EXTRAIT PROPOSÉ:
Coïncidence ou corrélation ? Les zones les plus touchées en Allemagne par la deuxième vague de la pandémie sont des bastions de l’extrême droite, opposés aux restrictions et sensibles aux thèses complotistes.
« Il est frappant de constater que les régions les plus touchées sont celles où le vote AfD a été le plus élevé » lors du dernier scrutin législatif de 2017, résume le commissaire du gouvernement aux anciens Länder de l’Est, Marco Wanderwitz, lui-même originaire de Saxe.
Cet Etat-région d’ex-Allemagne de l’Est est le cas le plus emblématique. Il présente le taux d’incidence le plus élevé d’Allemagne, atteignant mardi 319,4 pour 100 000 habitants, quand la moyenne fédérale s’élève à 114,2, selon l’institut Robert Koch.
Ce même Land avait placé en 2017 l’Alternative pour l’Allemagne (AfD) en tête (27%), et donné au parti d’extrême droite son meilleur score fédéral.
Une équipe de l’Institut pour la démocratie et la société civile, basée dans la région voisine de Iena, vient de lancer une étude sur la « corrélation statistique forte et très significative » entre vote pour l’AfD et intensité de la pandémie, a annoncé sur Twitter son directeur, Matthias Quent.

CONSIGNES:
a. Dans l'extrait sur la pandémie et le vote AfD en Allemagne, répondez aux questions suivantes.
(i) Quel taux d'incidence la Saxe atteignait-elle mardi, selon l'institut Robert Koch ?
(ii) Quel score l'AfD a-t-elle obtenu dans ce Land en 2017 ?
(iii) Qui est le directeur de l'Institut pour la démocratie et la société civile ?
b. Poursuivez l'extrait sur la pandémie et le vote AfD en Allemagne à partir de sa dernière phrase.

[Contenus enregistrés]
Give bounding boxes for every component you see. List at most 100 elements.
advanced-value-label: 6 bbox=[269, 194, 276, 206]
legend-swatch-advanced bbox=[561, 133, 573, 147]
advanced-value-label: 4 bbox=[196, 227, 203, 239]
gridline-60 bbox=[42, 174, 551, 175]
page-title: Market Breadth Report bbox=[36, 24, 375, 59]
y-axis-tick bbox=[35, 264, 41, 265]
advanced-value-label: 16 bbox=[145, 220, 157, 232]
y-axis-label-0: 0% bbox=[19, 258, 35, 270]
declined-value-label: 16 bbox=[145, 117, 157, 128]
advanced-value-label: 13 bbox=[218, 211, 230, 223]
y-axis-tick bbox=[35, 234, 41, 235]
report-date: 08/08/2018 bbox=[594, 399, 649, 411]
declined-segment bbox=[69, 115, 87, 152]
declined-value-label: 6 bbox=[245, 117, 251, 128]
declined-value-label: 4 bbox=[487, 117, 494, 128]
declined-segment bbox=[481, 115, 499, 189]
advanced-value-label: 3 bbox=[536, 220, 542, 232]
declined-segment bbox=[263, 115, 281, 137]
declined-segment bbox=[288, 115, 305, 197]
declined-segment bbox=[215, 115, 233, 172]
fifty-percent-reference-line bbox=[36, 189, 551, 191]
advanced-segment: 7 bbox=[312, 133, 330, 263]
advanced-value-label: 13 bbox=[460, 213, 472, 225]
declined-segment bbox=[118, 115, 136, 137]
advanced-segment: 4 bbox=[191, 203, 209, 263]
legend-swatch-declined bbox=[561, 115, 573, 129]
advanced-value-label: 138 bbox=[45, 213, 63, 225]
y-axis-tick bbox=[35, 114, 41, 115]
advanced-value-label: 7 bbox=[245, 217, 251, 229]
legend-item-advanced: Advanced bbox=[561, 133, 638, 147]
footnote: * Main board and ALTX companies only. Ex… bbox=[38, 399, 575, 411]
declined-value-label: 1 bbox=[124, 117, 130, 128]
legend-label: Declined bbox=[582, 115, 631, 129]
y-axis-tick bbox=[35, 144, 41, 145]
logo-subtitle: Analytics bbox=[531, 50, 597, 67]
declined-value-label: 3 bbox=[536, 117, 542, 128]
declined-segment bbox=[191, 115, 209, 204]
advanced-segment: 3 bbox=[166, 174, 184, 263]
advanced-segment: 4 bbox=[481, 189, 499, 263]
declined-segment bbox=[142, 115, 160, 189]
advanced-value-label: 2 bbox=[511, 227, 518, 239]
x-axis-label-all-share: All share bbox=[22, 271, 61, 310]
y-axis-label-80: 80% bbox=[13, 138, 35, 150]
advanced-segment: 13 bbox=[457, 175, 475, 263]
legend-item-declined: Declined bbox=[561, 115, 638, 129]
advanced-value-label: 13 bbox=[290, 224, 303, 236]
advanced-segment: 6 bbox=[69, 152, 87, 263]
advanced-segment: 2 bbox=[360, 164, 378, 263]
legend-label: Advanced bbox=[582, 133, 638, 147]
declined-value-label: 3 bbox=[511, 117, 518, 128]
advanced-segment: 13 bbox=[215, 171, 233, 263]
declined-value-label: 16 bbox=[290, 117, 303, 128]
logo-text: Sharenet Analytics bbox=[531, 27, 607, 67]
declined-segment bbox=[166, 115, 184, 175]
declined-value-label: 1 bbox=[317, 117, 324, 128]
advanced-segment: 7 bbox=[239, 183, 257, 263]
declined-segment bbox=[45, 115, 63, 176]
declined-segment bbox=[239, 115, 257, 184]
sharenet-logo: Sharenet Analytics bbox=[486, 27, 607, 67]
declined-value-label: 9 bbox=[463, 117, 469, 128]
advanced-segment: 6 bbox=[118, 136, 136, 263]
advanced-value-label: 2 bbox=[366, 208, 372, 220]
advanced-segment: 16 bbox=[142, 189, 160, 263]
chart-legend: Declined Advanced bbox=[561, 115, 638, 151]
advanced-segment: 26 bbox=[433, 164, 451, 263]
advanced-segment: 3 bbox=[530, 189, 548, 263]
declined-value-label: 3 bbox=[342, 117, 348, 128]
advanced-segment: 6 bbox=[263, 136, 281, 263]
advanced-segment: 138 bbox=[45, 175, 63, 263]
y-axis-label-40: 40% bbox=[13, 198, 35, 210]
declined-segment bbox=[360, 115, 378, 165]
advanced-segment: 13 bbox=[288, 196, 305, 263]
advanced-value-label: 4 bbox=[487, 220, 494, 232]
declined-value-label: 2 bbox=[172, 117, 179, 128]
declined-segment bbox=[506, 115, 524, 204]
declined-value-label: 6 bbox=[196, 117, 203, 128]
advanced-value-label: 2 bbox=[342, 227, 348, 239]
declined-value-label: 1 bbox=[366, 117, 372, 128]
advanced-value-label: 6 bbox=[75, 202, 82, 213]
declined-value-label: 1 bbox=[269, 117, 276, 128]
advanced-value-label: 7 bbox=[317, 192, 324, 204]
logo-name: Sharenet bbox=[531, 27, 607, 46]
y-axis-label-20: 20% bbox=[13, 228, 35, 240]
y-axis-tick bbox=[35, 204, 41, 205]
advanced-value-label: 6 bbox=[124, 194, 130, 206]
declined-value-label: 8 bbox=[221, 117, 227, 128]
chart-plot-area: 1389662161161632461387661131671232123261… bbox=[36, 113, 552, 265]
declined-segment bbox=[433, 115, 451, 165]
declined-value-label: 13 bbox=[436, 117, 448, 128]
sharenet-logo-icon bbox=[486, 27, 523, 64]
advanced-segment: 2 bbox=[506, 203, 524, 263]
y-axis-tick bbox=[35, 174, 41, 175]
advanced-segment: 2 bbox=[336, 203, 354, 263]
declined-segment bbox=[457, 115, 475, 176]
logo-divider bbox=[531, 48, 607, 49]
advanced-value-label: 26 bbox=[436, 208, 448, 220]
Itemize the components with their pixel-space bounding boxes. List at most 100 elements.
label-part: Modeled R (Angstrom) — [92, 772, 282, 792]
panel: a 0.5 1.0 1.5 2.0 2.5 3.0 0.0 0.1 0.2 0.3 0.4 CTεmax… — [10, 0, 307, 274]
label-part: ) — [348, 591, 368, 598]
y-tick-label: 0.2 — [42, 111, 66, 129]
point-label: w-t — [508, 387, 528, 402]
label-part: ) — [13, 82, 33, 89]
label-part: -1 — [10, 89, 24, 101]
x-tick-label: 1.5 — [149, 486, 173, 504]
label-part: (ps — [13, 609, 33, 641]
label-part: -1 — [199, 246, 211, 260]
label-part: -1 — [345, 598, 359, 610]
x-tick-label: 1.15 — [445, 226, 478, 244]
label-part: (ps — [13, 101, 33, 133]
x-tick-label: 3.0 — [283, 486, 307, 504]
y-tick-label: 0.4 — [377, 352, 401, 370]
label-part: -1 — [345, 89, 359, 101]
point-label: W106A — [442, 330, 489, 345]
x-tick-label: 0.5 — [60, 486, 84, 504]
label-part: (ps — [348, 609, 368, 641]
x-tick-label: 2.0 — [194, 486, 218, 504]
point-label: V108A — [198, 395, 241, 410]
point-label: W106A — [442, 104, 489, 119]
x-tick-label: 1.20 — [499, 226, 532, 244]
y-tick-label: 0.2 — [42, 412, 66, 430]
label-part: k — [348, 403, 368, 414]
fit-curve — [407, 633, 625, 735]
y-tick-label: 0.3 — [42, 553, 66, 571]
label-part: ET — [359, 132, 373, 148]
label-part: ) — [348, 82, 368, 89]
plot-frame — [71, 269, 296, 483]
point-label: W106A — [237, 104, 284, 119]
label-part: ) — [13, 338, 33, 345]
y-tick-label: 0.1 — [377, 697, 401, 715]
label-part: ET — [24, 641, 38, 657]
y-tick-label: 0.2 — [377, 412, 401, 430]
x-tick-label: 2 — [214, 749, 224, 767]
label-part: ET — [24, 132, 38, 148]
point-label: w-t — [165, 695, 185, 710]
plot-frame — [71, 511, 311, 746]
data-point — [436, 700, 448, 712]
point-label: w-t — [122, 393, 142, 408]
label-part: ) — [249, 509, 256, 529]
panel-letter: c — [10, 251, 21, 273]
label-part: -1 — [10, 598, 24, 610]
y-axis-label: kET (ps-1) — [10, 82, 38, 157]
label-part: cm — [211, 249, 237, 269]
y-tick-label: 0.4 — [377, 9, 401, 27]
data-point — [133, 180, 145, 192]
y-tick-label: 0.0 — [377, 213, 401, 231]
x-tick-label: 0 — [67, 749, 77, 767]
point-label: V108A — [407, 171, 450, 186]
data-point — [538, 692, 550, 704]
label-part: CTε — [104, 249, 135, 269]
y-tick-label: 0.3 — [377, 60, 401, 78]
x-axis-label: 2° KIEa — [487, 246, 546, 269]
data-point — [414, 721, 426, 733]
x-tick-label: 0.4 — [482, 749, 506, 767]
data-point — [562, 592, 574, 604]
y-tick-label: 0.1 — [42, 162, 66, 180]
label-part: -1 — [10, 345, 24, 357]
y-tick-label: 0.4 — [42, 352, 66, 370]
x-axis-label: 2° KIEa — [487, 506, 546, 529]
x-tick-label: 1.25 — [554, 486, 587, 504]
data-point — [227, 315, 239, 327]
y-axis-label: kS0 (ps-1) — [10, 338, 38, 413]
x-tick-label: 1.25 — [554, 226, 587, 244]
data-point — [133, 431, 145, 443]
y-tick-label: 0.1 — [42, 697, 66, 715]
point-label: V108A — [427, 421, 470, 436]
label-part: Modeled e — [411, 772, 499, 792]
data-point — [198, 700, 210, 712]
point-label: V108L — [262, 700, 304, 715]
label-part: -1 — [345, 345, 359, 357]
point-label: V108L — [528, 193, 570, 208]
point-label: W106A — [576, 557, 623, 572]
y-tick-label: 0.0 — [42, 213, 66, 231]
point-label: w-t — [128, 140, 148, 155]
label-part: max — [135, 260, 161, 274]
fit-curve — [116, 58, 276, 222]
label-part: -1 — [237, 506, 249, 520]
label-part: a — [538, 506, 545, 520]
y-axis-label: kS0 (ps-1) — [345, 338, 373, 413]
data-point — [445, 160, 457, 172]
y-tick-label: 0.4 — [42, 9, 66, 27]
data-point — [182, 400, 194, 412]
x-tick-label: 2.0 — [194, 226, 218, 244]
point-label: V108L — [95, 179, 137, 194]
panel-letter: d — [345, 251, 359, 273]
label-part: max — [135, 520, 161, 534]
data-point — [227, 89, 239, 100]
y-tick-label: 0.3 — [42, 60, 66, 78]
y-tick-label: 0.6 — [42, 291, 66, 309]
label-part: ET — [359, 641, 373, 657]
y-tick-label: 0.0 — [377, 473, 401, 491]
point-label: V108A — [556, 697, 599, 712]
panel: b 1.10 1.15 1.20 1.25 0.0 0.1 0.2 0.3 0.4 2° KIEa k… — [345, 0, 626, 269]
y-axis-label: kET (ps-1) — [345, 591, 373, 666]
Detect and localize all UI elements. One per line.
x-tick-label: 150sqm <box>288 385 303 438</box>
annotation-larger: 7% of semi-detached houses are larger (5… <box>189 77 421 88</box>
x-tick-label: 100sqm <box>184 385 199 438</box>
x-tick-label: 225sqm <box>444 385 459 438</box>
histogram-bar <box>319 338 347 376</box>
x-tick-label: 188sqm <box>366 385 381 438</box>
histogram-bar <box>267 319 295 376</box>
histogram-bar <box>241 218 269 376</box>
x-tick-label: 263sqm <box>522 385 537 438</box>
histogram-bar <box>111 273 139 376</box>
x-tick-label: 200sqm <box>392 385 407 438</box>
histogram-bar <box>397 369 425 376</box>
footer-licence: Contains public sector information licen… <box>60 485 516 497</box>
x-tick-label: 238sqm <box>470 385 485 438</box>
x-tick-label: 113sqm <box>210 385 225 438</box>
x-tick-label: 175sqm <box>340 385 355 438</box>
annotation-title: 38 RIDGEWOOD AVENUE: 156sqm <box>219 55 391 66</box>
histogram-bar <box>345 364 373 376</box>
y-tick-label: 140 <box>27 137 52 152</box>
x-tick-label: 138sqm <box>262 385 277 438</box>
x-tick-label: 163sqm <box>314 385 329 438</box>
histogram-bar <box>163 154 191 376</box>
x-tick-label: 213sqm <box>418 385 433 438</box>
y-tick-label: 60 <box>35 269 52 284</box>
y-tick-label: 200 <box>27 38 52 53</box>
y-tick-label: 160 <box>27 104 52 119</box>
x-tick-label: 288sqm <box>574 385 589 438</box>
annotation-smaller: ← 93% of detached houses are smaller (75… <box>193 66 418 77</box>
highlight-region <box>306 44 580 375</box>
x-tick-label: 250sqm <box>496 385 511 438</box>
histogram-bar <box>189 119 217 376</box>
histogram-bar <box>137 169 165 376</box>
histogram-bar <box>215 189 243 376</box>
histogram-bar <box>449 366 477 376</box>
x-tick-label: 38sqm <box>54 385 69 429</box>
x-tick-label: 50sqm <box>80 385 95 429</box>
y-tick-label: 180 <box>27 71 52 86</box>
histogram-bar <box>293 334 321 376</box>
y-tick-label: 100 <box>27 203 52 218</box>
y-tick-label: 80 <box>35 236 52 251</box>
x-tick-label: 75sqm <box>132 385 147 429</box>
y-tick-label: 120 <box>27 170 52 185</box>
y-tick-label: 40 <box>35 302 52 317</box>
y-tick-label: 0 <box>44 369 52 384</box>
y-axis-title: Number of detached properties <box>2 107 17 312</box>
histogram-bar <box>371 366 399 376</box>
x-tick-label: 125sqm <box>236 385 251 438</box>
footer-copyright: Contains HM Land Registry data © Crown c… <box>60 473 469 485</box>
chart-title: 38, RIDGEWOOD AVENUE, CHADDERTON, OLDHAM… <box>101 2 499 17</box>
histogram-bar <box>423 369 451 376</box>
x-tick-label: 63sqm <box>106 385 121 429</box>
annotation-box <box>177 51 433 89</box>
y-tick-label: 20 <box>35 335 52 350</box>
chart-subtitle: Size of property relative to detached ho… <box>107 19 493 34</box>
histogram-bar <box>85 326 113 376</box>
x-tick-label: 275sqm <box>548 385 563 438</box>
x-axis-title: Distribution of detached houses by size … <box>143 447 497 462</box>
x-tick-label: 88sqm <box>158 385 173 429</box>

CORRIGÉ:
a.
(i) 319,4 pour 100 000 habitants.
(ii) 27 %.
(iii) Matthias Quent.

b.
« Il pourrait y avoir des facteurs qui expliquent les résultats élevés de l’AfD et en même temps des valeurs d’incidence élevées », sans que cette corrélation soit le seul facteur explicatif, met toutefois en garde ce chercheur.
La proportion de personnes âgées et de familles nombreuses, la présence de travailleurs transfrontaliers ou encore l’organisation du système de soins, différente selon les Länder, influent aussi sur le dynamisme de la pandémie.
« Burqa pour tous »
Parmi les partis allemands, l’AfD est cependant le seul à avoir affiché son scepticisme, voire son opposition aux restrictions. Ses députés ont rechigné dans l’enceinte du parlement à porter le masque, comparé à une « burqa pour tous » par un des leurs.
Plus d’un électeur sur deux de l’AfD (56%) juge excessives les mesures de restriction, selon un récent sondage Forsa.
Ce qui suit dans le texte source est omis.